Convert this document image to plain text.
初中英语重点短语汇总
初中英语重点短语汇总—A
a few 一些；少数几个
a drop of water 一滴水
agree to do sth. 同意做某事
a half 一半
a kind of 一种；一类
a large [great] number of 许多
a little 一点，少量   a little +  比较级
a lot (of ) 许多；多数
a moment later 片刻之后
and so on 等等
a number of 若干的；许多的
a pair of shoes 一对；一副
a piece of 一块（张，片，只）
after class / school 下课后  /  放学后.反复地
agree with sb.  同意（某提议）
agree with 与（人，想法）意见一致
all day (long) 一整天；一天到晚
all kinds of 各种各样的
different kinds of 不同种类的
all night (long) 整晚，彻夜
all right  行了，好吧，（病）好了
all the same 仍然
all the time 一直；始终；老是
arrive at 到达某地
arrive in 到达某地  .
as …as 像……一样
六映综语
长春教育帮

----

INSTRUCTION:
Write out every entry word for word.

OUTPUT:
Convert this document image to plain text.
初中英语重点短语汇总
初中英语重点短语汇总—A
a few 一些；少数几个
a drop of water 一滴水
agree to do sth. 同意做某事
a half 一半
a kind of 一种；一类
a large [great] number of 许多
a little 一点，少量   a little +  比较级
a lot (of ) 许多；多数
a moment later 片刻之后
and so on 等等
a number of 若干的；许多的
a pair of shoes 一对；一副
a piece of 一块（张，片，只）
after class / school 下课后  /  放学后.反复地
agree with sb.  同意（某提议）
agree with 与（人，想法）意见一致
all day (long) 一整天；一天到晚
all kinds of 各种各样的
different kinds of 不同种类的
all night (long) 整晚，彻夜
all right  行了，好吧，（病）好了
all the same 仍然
all the time 一直；始终；老是
arrive at 到达某地
arrive in 到达某地  .
as …as 像……一样
六映综语
长春教育帮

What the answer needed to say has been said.